Website and app data records:

========

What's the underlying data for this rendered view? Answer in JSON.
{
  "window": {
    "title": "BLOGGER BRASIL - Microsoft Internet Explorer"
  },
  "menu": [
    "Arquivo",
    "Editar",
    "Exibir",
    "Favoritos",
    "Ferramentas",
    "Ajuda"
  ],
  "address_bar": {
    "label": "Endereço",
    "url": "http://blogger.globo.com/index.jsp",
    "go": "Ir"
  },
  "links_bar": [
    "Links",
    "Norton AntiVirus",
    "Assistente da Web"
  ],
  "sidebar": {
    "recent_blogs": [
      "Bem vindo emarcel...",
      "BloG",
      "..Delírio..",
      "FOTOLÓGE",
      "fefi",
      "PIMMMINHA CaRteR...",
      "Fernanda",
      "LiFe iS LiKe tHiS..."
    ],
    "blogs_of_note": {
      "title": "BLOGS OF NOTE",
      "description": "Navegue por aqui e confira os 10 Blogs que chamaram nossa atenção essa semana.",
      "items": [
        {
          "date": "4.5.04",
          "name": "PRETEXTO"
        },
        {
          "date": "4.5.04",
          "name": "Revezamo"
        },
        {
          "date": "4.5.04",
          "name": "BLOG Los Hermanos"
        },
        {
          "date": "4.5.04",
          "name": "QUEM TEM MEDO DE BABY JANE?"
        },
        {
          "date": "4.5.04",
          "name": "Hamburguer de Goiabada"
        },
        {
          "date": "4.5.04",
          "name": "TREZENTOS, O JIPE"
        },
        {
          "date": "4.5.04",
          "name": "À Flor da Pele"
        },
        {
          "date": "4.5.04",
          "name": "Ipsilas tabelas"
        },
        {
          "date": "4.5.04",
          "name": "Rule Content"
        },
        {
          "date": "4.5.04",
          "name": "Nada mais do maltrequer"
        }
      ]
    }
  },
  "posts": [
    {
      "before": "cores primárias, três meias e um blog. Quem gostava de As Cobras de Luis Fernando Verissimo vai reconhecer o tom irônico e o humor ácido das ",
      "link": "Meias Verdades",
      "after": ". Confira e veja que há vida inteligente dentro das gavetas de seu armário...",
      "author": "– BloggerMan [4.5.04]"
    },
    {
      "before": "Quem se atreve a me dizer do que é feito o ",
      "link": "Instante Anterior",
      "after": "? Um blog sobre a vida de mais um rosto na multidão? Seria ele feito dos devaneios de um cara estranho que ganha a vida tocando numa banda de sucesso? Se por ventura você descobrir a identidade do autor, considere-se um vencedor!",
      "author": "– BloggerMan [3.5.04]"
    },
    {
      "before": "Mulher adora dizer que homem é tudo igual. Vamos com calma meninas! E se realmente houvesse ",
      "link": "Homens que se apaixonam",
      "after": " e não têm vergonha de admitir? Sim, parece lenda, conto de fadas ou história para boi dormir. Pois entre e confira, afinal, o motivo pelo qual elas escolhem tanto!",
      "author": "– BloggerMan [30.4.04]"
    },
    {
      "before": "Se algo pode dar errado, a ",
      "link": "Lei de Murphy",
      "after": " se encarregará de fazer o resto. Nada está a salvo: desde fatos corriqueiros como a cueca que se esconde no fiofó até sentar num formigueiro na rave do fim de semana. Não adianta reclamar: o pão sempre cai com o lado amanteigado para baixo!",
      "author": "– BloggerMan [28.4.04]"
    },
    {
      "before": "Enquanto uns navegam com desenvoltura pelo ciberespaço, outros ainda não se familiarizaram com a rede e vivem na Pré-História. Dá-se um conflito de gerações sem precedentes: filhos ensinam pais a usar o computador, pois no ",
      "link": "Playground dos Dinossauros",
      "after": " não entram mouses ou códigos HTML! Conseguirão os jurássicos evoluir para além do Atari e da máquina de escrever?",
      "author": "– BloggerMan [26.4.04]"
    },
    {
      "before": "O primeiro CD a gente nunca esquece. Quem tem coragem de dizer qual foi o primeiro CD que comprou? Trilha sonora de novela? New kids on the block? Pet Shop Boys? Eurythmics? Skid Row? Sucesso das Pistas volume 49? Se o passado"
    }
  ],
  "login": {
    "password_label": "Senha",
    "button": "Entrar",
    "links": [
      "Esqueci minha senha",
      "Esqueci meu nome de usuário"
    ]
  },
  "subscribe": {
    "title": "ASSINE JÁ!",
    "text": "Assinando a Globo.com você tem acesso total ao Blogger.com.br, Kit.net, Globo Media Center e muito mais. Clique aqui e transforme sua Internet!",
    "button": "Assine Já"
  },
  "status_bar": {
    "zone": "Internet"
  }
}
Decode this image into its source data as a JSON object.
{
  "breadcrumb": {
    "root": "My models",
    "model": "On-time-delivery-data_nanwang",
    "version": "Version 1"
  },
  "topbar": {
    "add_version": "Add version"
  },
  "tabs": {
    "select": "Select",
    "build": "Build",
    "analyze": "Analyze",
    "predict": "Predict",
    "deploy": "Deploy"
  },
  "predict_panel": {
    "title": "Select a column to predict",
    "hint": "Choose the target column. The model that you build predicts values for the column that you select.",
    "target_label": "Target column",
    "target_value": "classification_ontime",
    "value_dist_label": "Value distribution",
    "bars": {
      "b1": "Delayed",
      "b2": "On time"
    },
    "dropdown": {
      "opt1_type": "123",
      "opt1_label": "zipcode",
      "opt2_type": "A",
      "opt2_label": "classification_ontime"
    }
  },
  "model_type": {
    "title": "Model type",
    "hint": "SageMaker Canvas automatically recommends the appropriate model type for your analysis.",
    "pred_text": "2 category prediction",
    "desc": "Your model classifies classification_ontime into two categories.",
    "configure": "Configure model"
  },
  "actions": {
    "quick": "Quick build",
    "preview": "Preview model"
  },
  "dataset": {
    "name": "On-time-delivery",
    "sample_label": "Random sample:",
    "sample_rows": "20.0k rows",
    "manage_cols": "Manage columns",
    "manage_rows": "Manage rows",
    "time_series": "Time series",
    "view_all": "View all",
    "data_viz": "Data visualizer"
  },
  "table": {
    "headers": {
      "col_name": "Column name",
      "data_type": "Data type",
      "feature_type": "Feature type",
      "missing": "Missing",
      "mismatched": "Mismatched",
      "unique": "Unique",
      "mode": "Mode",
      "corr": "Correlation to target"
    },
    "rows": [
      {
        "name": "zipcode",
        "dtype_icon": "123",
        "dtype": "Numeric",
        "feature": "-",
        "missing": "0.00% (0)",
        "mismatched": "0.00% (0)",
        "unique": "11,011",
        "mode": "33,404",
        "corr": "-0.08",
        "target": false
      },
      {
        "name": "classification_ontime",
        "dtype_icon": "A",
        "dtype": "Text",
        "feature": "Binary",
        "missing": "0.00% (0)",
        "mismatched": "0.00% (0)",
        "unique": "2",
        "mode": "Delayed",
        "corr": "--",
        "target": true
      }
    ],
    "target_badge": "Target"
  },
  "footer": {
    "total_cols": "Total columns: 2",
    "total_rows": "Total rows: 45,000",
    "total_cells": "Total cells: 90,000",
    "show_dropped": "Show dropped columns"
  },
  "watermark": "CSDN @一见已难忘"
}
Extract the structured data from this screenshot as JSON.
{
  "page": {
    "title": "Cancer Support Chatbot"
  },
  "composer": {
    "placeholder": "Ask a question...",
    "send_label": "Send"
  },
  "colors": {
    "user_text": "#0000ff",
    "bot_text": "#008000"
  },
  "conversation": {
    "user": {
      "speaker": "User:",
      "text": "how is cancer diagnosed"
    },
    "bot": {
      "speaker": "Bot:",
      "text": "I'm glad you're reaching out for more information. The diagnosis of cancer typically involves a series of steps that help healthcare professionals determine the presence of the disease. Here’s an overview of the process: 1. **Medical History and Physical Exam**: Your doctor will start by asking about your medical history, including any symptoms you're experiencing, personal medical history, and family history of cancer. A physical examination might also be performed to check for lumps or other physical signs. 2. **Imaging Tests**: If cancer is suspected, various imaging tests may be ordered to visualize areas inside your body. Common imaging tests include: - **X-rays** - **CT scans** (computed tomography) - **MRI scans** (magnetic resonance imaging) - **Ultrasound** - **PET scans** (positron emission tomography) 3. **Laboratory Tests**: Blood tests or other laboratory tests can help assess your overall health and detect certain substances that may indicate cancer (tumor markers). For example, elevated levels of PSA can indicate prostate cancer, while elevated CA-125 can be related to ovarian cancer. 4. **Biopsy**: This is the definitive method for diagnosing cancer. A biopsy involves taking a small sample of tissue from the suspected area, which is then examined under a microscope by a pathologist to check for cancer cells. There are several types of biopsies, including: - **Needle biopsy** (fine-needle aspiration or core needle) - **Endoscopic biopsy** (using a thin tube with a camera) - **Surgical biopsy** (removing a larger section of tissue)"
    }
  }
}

========

** Work required **
Look through the entries and return each line that has the word "version" in it.

** Result below **
    "version": "Version 1"
    "add_version": "Add version"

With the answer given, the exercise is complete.